▸ **Stated goal**: Search the listing below for the string "ylabel" and copy every line where it occurs.

---- Dataset rows

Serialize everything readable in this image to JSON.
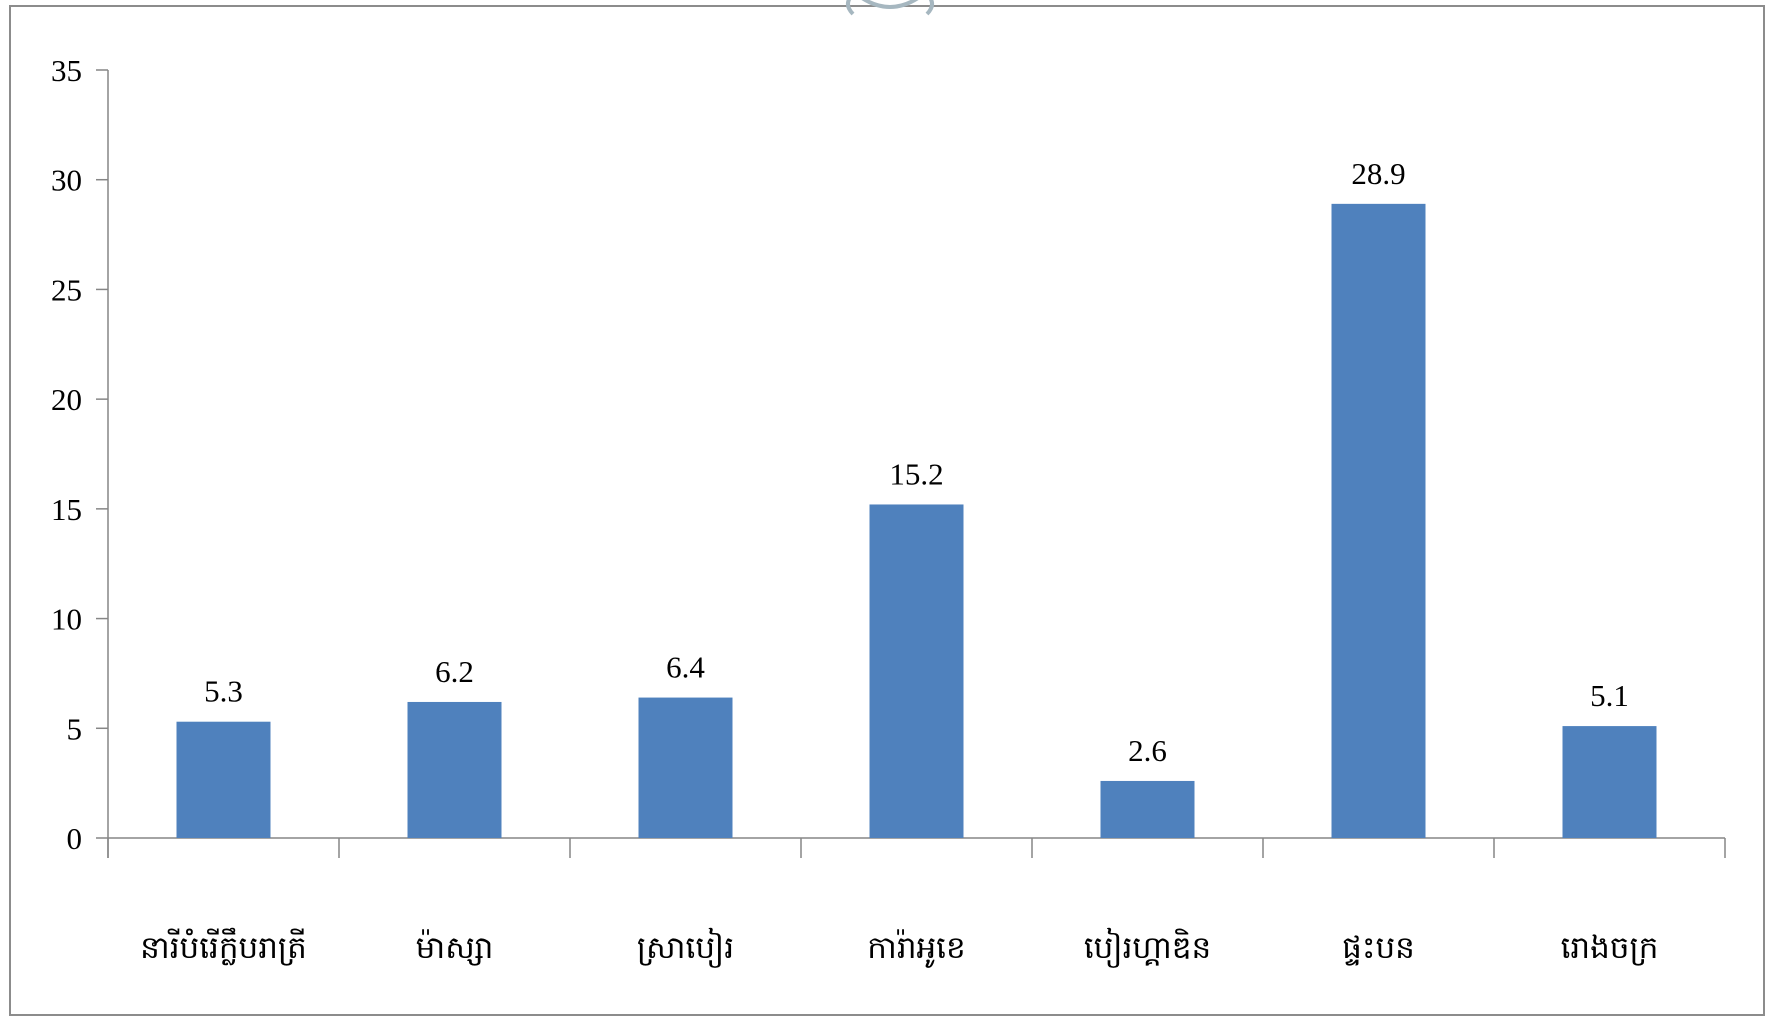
{
  "colors": {
    "bar": "#4f81bd",
    "axis": "#868686",
    "frame": "#8c8c8c",
    "ornament": "#a6b7c0"
  },
  "chart_data": {
    "type": "bar",
    "title": "",
    "xlabel": "",
    "ylabel": "",
    "categories": [
      "នារីបំរើក្លឹបរាត្រី",
      "ម៉ាស្សា",
      "ស្រាបៀរ",
      "ការ៉ាអូខេ",
      "បៀរហ្គាឌិន",
      "ផ្ទះបន",
      "រោងចក្រ"
    ],
    "values": [
      5.3,
      6.2,
      6.4,
      15.2,
      2.6,
      28.9,
      5.1
    ],
    "data_labels": [
      "5.3",
      "6.2",
      "6.4",
      "15.2",
      "2.6",
      "28.9",
      "5.1"
    ],
    "ylim": [
      0,
      35
    ],
    "yticks": [
      0,
      5,
      10,
      15,
      20,
      25,
      30,
      35
    ],
    "grid": false,
    "legend": "none"
  }
}
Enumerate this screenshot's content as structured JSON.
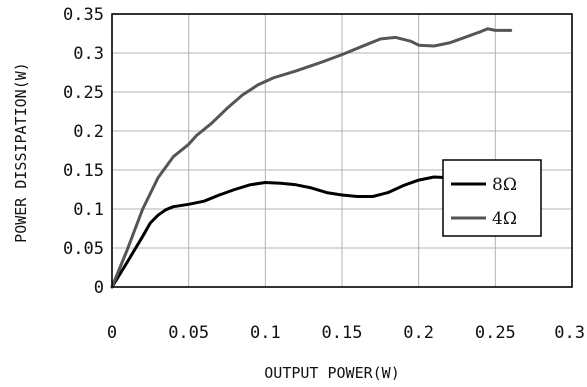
{
  "chart_data": {
    "type": "line",
    "title": "",
    "xlabel": "OUTPUT POWER(W)",
    "ylabel": "POWER DISSIPATION(W)",
    "xlim": [
      0,
      0.3
    ],
    "ylim": [
      0,
      0.35
    ],
    "x_ticks": [
      "0",
      "0.05",
      "0.1",
      "0.15",
      "0.2",
      "0.25",
      "0.3"
    ],
    "y_ticks": [
      "0",
      "0.05",
      "0.1",
      "0.15",
      "0.2",
      "0.25",
      "0.3",
      "0.35"
    ],
    "grid": true,
    "legend_position": "right",
    "series": [
      {
        "name": "8Ω",
        "color": "#000000",
        "points": [
          [
            0,
            0
          ],
          [
            0.01,
            0.032
          ],
          [
            0.02,
            0.065
          ],
          [
            0.025,
            0.082
          ],
          [
            0.03,
            0.092
          ],
          [
            0.035,
            0.099
          ],
          [
            0.04,
            0.103
          ],
          [
            0.05,
            0.106
          ],
          [
            0.06,
            0.11
          ],
          [
            0.07,
            0.118
          ],
          [
            0.08,
            0.125
          ],
          [
            0.09,
            0.131
          ],
          [
            0.1,
            0.134
          ],
          [
            0.11,
            0.133
          ],
          [
            0.12,
            0.131
          ],
          [
            0.13,
            0.127
          ],
          [
            0.14,
            0.121
          ],
          [
            0.15,
            0.118
          ],
          [
            0.16,
            0.116
          ],
          [
            0.17,
            0.116
          ],
          [
            0.18,
            0.121
          ],
          [
            0.19,
            0.13
          ],
          [
            0.2,
            0.137
          ],
          [
            0.21,
            0.141
          ],
          [
            0.22,
            0.14
          ]
        ]
      },
      {
        "name": "4Ω",
        "color": "#555555",
        "points": [
          [
            0,
            0
          ],
          [
            0.01,
            0.048
          ],
          [
            0.02,
            0.1
          ],
          [
            0.03,
            0.14
          ],
          [
            0.04,
            0.167
          ],
          [
            0.05,
            0.183
          ],
          [
            0.055,
            0.194
          ],
          [
            0.065,
            0.21
          ],
          [
            0.075,
            0.229
          ],
          [
            0.085,
            0.246
          ],
          [
            0.095,
            0.259
          ],
          [
            0.105,
            0.268
          ],
          [
            0.12,
            0.277
          ],
          [
            0.135,
            0.287
          ],
          [
            0.15,
            0.298
          ],
          [
            0.165,
            0.31
          ],
          [
            0.175,
            0.318
          ],
          [
            0.185,
            0.32
          ],
          [
            0.195,
            0.315
          ],
          [
            0.2,
            0.31
          ],
          [
            0.21,
            0.309
          ],
          [
            0.22,
            0.313
          ],
          [
            0.23,
            0.32
          ],
          [
            0.24,
            0.327
          ],
          [
            0.245,
            0.331
          ],
          [
            0.25,
            0.329
          ],
          [
            0.26,
            0.329
          ]
        ]
      }
    ]
  }
}
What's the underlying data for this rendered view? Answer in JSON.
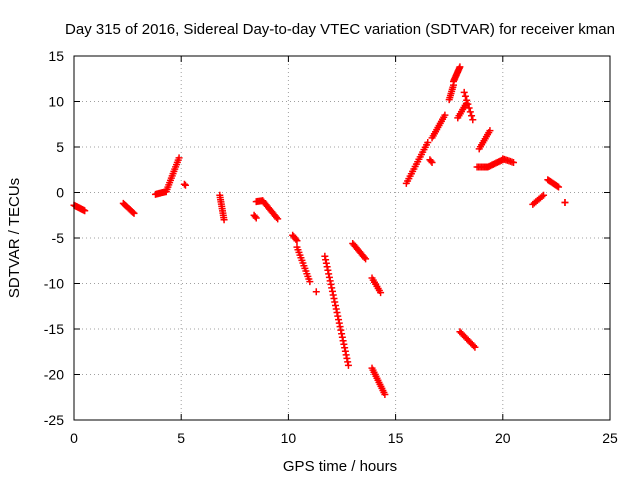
{
  "chart_data": {
    "type": "scatter",
    "title": "Day 315 of 2016, Sidereal Day-to-day VTEC variation (SDTVAR) for receiver kman",
    "xlabel": "GPS time / hours",
    "ylabel": "SDTVAR / TECUs",
    "xlim": [
      0,
      25
    ],
    "ylim": [
      -25,
      15
    ],
    "xticks": [
      "0",
      "5",
      "10",
      "15",
      "20",
      "25"
    ],
    "yticks": [
      "-25",
      "-20",
      "-15",
      "-10",
      "-5",
      "0",
      "5",
      "10",
      "15"
    ],
    "grid": true,
    "marker": "plus",
    "color": "#ff0000",
    "segments": [
      {
        "x0": 0.0,
        "x1": 0.5,
        "y0": -1.4,
        "y1": -2.0,
        "n": 14
      },
      {
        "x0": 2.3,
        "x1": 2.8,
        "y0": -1.2,
        "y1": -2.3,
        "n": 12
      },
      {
        "x0": 3.8,
        "x1": 4.3,
        "y0": -0.2,
        "y1": 0.1,
        "n": 10
      },
      {
        "x0": 4.3,
        "x1": 4.9,
        "y0": 0.1,
        "y1": 3.8,
        "n": 16
      },
      {
        "x0": 5.15,
        "x1": 5.2,
        "y0": 0.9,
        "y1": 0.8,
        "n": 2
      },
      {
        "x0": 6.8,
        "x1": 7.0,
        "y0": -0.3,
        "y1": -3.0,
        "n": 12
      },
      {
        "x0": 8.4,
        "x1": 8.5,
        "y0": -2.5,
        "y1": -2.8,
        "n": 3
      },
      {
        "x0": 8.5,
        "x1": 8.8,
        "y0": -1.0,
        "y1": -0.9,
        "n": 6
      },
      {
        "x0": 8.8,
        "x1": 9.5,
        "y0": -0.9,
        "y1": -2.9,
        "n": 14
      },
      {
        "x0": 10.2,
        "x1": 10.4,
        "y0": -4.7,
        "y1": -5.3,
        "n": 5
      },
      {
        "x0": 10.4,
        "x1": 11.0,
        "y0": -6.0,
        "y1": -9.8,
        "n": 14
      },
      {
        "x0": 11.3,
        "x1": 11.3,
        "y0": -10.9,
        "y1": -10.9,
        "n": 1
      },
      {
        "x0": 11.7,
        "x1": 12.8,
        "y0": -7.0,
        "y1": -19.0,
        "n": 32
      },
      {
        "x0": 13.0,
        "x1": 13.6,
        "y0": -5.6,
        "y1": -7.3,
        "n": 12
      },
      {
        "x0": 13.9,
        "x1": 14.3,
        "y0": -9.4,
        "y1": -11.0,
        "n": 8
      },
      {
        "x0": 13.9,
        "x1": 14.5,
        "y0": -19.3,
        "y1": -22.2,
        "n": 14
      },
      {
        "x0": 15.5,
        "x1": 16.5,
        "y0": 1.0,
        "y1": 5.5,
        "n": 18
      },
      {
        "x0": 16.6,
        "x1": 16.7,
        "y0": 3.6,
        "y1": 3.3,
        "n": 3
      },
      {
        "x0": 16.7,
        "x1": 17.3,
        "y0": 6.0,
        "y1": 8.5,
        "n": 12
      },
      {
        "x0": 17.5,
        "x1": 17.7,
        "y0": 10.2,
        "y1": 11.8,
        "n": 8
      },
      {
        "x0": 17.7,
        "x1": 18.0,
        "y0": 12.2,
        "y1": 13.8,
        "n": 12
      },
      {
        "x0": 17.9,
        "x1": 18.3,
        "y0": 8.2,
        "y1": 9.8,
        "n": 8
      },
      {
        "x0": 18.0,
        "x1": 18.7,
        "y0": -15.3,
        "y1": -17.0,
        "n": 12
      },
      {
        "x0": 18.2,
        "x1": 18.6,
        "y0": 11.0,
        "y1": 8.0,
        "n": 8
      },
      {
        "x0": 18.9,
        "x1": 19.4,
        "y0": 4.8,
        "y1": 6.8,
        "n": 10
      },
      {
        "x0": 18.8,
        "x1": 19.3,
        "y0": 2.8,
        "y1": 2.8,
        "n": 8
      },
      {
        "x0": 19.3,
        "x1": 20.0,
        "y0": 2.8,
        "y1": 3.6,
        "n": 12
      },
      {
        "x0": 20.0,
        "x1": 20.5,
        "y0": 3.7,
        "y1": 3.3,
        "n": 8
      },
      {
        "x0": 21.4,
        "x1": 21.9,
        "y0": -1.3,
        "y1": -0.3,
        "n": 8
      },
      {
        "x0": 22.1,
        "x1": 22.6,
        "y0": 1.4,
        "y1": 0.6,
        "n": 10
      },
      {
        "x0": 22.9,
        "x1": 22.9,
        "y0": -1.1,
        "y1": -1.1,
        "n": 2
      }
    ]
  }
}
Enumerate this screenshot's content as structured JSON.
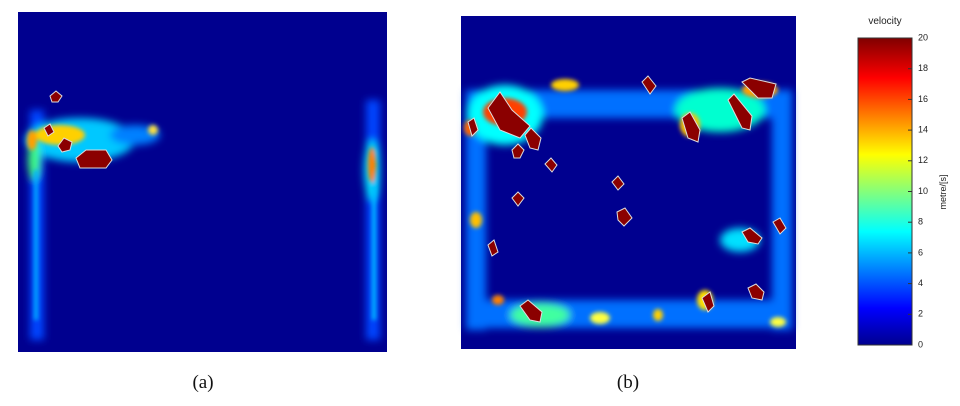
{
  "panels": [
    {
      "label": "(a)"
    },
    {
      "label": "(b)"
    }
  ],
  "colorbar": {
    "title": "velocity",
    "label": "metre/[s]",
    "lim": [
      0,
      20
    ],
    "ticks": [
      0,
      2,
      4,
      6,
      8,
      10,
      12,
      14,
      16,
      18,
      20
    ]
  }
}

--------

▸ **The solution**:
    "ylabel": "",
    "ylabel": "POWER DISSIPATION(W)",
    "ylabel": "SDTVAR / TECUs",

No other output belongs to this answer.